Saved data entries:
====

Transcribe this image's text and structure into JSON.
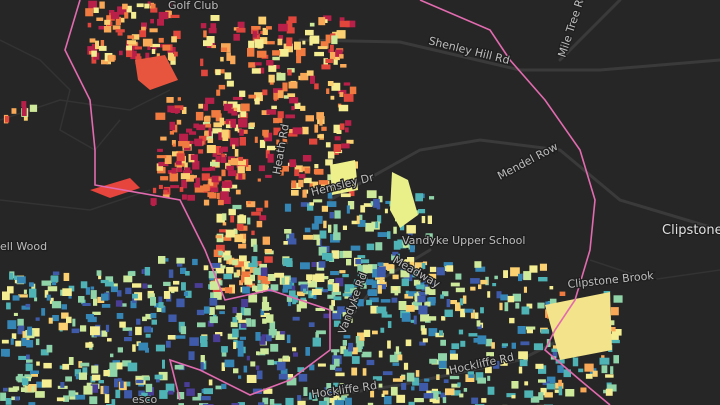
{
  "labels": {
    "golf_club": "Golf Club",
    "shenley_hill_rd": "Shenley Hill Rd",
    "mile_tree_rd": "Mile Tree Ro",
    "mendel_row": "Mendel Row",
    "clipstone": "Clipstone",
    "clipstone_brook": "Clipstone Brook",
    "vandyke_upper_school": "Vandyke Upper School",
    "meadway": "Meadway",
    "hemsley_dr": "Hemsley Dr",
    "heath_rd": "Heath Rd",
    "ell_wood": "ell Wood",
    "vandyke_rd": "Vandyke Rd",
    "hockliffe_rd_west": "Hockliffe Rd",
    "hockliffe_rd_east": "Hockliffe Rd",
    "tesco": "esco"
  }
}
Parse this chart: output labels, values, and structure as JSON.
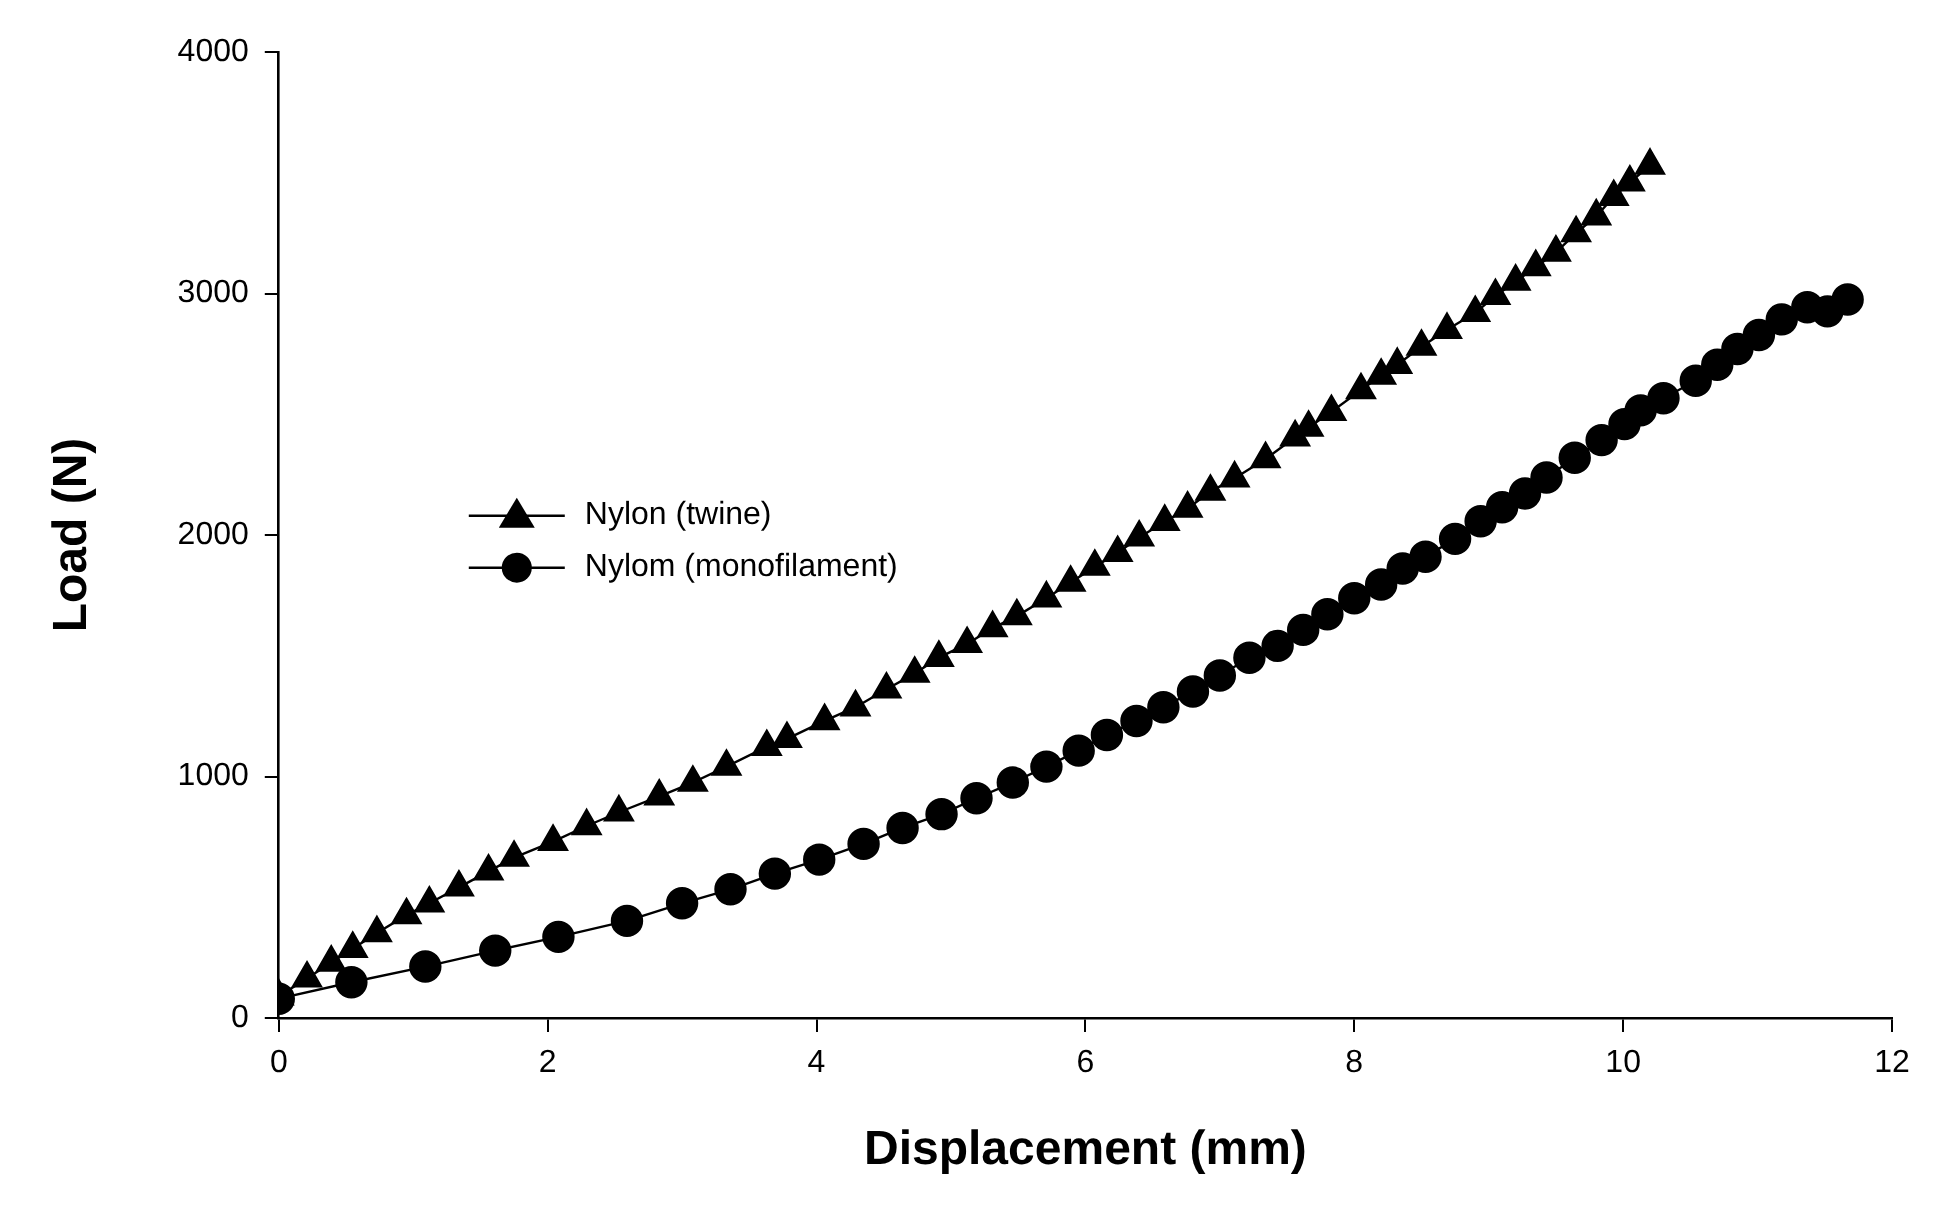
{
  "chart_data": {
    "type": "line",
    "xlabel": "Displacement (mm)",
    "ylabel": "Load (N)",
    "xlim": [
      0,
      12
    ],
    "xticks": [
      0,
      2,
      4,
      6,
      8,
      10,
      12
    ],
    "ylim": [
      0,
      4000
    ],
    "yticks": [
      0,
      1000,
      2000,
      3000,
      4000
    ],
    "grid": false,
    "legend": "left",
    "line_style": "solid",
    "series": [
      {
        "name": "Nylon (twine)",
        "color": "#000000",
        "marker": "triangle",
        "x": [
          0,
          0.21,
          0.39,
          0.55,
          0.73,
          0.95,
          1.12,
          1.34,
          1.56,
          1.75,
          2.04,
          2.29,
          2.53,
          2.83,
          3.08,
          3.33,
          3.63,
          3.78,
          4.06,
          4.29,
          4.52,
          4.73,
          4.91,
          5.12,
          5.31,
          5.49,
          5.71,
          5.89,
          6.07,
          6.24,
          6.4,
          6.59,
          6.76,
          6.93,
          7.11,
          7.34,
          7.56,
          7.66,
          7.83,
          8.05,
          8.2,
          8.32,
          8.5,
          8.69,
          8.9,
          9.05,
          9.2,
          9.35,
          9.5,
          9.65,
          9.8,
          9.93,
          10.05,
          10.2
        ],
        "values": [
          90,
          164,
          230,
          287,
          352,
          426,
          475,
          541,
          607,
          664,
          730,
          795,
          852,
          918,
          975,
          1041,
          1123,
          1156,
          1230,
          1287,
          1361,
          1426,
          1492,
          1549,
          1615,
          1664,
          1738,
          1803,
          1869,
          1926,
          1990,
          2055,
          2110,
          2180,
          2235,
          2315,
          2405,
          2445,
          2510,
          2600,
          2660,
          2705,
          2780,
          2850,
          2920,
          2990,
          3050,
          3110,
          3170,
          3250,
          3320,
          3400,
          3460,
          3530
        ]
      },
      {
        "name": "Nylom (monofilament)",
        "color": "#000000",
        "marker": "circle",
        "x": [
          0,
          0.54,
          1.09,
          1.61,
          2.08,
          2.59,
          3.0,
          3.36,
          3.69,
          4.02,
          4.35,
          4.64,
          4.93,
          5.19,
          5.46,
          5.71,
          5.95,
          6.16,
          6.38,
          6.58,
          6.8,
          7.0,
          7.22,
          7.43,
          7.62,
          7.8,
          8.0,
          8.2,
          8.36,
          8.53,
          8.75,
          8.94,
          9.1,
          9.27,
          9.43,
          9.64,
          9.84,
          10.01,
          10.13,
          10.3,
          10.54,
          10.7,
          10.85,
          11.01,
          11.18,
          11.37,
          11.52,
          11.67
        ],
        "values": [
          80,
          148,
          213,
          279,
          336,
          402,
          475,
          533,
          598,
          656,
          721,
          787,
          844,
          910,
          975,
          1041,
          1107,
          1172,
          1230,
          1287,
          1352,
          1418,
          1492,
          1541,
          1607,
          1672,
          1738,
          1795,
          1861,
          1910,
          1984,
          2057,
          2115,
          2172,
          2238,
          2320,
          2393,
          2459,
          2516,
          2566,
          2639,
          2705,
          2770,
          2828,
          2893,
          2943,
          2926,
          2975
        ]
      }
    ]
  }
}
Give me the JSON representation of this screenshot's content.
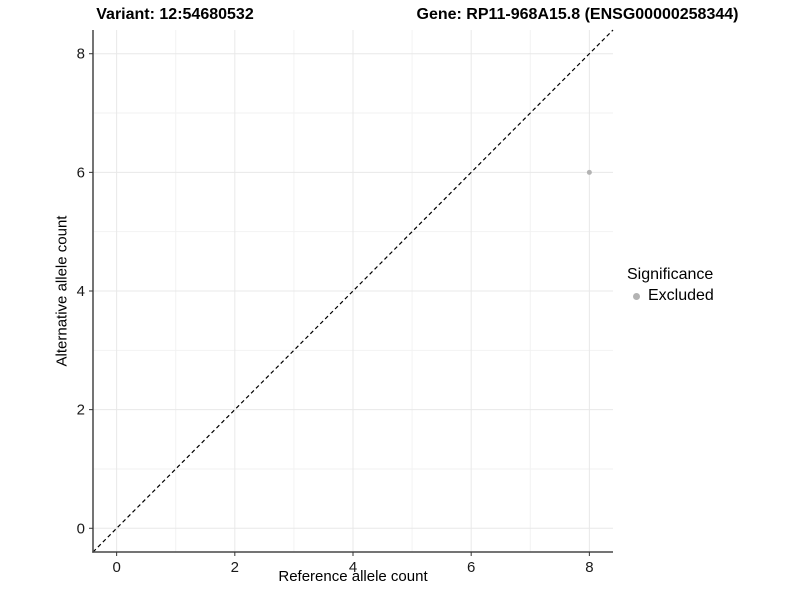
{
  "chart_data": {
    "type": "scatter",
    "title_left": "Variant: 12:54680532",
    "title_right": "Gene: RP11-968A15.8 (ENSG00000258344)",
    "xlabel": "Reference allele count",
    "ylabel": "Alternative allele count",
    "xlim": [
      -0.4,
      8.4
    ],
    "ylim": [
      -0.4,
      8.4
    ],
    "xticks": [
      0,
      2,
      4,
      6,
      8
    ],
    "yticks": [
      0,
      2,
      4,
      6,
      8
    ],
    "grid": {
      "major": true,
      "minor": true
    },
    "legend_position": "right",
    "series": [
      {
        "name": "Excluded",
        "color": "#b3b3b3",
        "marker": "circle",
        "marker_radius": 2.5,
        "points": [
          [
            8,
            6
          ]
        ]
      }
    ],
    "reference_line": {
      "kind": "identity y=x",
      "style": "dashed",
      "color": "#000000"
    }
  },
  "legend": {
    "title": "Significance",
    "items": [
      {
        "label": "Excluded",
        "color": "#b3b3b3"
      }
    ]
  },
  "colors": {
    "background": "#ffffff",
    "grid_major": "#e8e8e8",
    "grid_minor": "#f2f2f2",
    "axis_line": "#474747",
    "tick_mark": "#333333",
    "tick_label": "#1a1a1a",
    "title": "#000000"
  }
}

====

Do this: Copy out all of the data word for word. Do not carry over any picture.

Exercise solution:
Transcribe this image's text and structure into JSON.
{
  "labels": {
    "golf_club": "Golf Club",
    "shenley_hill_rd": "Shenley Hill Rd",
    "mile_tree_rd": "Mile Tree Ro",
    "mendel_row": "Mendel Row",
    "clipstone": "Clipstone",
    "clipstone_brook": "Clipstone Brook",
    "vandyke_upper_school": "Vandyke Upper School",
    "meadway": "Meadway",
    "hemsley_dr": "Hemsley Dr",
    "heath_rd": "Heath Rd",
    "ell_wood": "ell Wood",
    "vandyke_rd": "Vandyke Rd",
    "hockliffe_rd_west": "Hockliffe Rd",
    "hockliffe_rd_east": "Hockliffe Rd",
    "tesco": "esco"
  }
}
Parse this chart: output labels, values, and structure as JSON.
{
  "chart_data": {
    "type": "line",
    "xlabel": "Displacement (mm)",
    "ylabel": "Load (N)",
    "xlim": [
      0,
      12
    ],
    "xticks": [
      0,
      2,
      4,
      6,
      8,
      10,
      12
    ],
    "ylim": [
      0,
      4000
    ],
    "yticks": [
      0,
      1000,
      2000,
      3000,
      4000
    ],
    "grid": false,
    "legend": "left",
    "line_style": "solid",
    "series": [
      {
        "name": "Nylon (twine)",
        "color": "#000000",
        "marker": "triangle",
        "x": [
          0,
          0.21,
          0.39,
          0.55,
          0.73,
          0.95,
          1.12,
          1.34,
          1.56,
          1.75,
          2.04,
          2.29,
          2.53,
          2.83,
          3.08,
          3.33,
          3.63,
          3.78,
          4.06,
          4.29,
          4.52,
          4.73,
          4.91,
          5.12,
          5.31,
          5.49,
          5.71,
          5.89,
          6.07,
          6.24,
          6.4,
          6.59,
          6.76,
          6.93,
          7.11,
          7.34,
          7.56,
          7.66,
          7.83,
          8.05,
          8.2,
          8.32,
          8.5,
          8.69,
          8.9,
          9.05,
          9.2,
          9.35,
          9.5,
          9.65,
          9.8,
          9.93,
          10.05,
          10.2
        ],
        "values": [
          90,
          164,
          230,
          287,
          352,
          426,
          475,
          541,
          607,
          664,
          730,
          795,
          852,
          918,
          975,
          1041,
          1123,
          1156,
          1230,
          1287,
          1361,
          1426,
          1492,
          1549,
          1615,
          1664,
          1738,
          1803,
          1869,
          1926,
          1990,
          2055,
          2110,
          2180,
          2235,
          2315,
          2405,
          2445,
          2510,
          2600,
          2660,
          2705,
          2780,
          2850,
          2920,
          2990,
          3050,
          3110,
          3170,
          3250,
          3320,
          3400,
          3460,
          3530
        ]
      },
      {
        "name": "Nylom (monofilament)",
        "color": "#000000",
        "marker": "circle",
        "x": [
          0,
          0.54,
          1.09,
          1.61,
          2.08,
          2.59,
          3.0,
          3.36,
          3.69,
          4.02,
          4.35,
          4.64,
          4.93,
          5.19,
          5.46,
          5.71,
          5.95,
          6.16,
          6.38,
          6.58,
          6.8,
          7.0,
          7.22,
          7.43,
          7.62,
          7.8,
          8.0,
          8.2,
          8.36,
          8.53,
          8.75,
          8.94,
          9.1,
          9.27,
          9.43,
          9.64,
          9.84,
          10.01,
          10.13,
          10.3,
          10.54,
          10.7,
          10.85,
          11.01,
          11.18,
          11.37,
          11.52,
          11.67
        ],
        "values": [
          80,
          148,
          213,
          279,
          336,
          402,
          475,
          533,
          598,
          656,
          721,
          787,
          844,
          910,
          975,
          1041,
          1107,
          1172,
          1230,
          1287,
          1352,
          1418,
          1492,
          1541,
          1607,
          1672,
          1738,
          1795,
          1861,
          1910,
          1984,
          2057,
          2115,
          2172,
          2238,
          2320,
          2393,
          2459,
          2516,
          2566,
          2639,
          2705,
          2770,
          2828,
          2893,
          2943,
          2926,
          2975
        ]
      }
    ]
  }
}
Give me the JSON representation of this screenshot's content.
{
  "chart_data": {
    "type": "scatter",
    "title_left": "Variant: 12:54680532",
    "title_right": "Gene: RP11-968A15.8 (ENSG00000258344)",
    "xlabel": "Reference allele count",
    "ylabel": "Alternative allele count",
    "xlim": [
      -0.4,
      8.4
    ],
    "ylim": [
      -0.4,
      8.4
    ],
    "xticks": [
      0,
      2,
      4,
      6,
      8
    ],
    "yticks": [
      0,
      2,
      4,
      6,
      8
    ],
    "grid": {
      "major": true,
      "minor": true
    },
    "legend_position": "right",
    "series": [
      {
        "name": "Excluded",
        "color": "#b3b3b3",
        "marker": "circle",
        "marker_radius": 2.5,
        "points": [
          [
            8,
            6
          ]
        ]
      }
    ],
    "reference_line": {
      "kind": "identity y=x",
      "style": "dashed",
      "color": "#000000"
    }
  },
  "legend": {
    "title": "Significance",
    "items": [
      {
        "label": "Excluded",
        "color": "#b3b3b3"
      }
    ]
  },
  "colors": {
    "background": "#ffffff",
    "grid_major": "#e8e8e8",
    "grid_minor": "#f2f2f2",
    "axis_line": "#474747",
    "tick_mark": "#333333",
    "tick_label": "#1a1a1a",
    "title": "#000000"
  }
}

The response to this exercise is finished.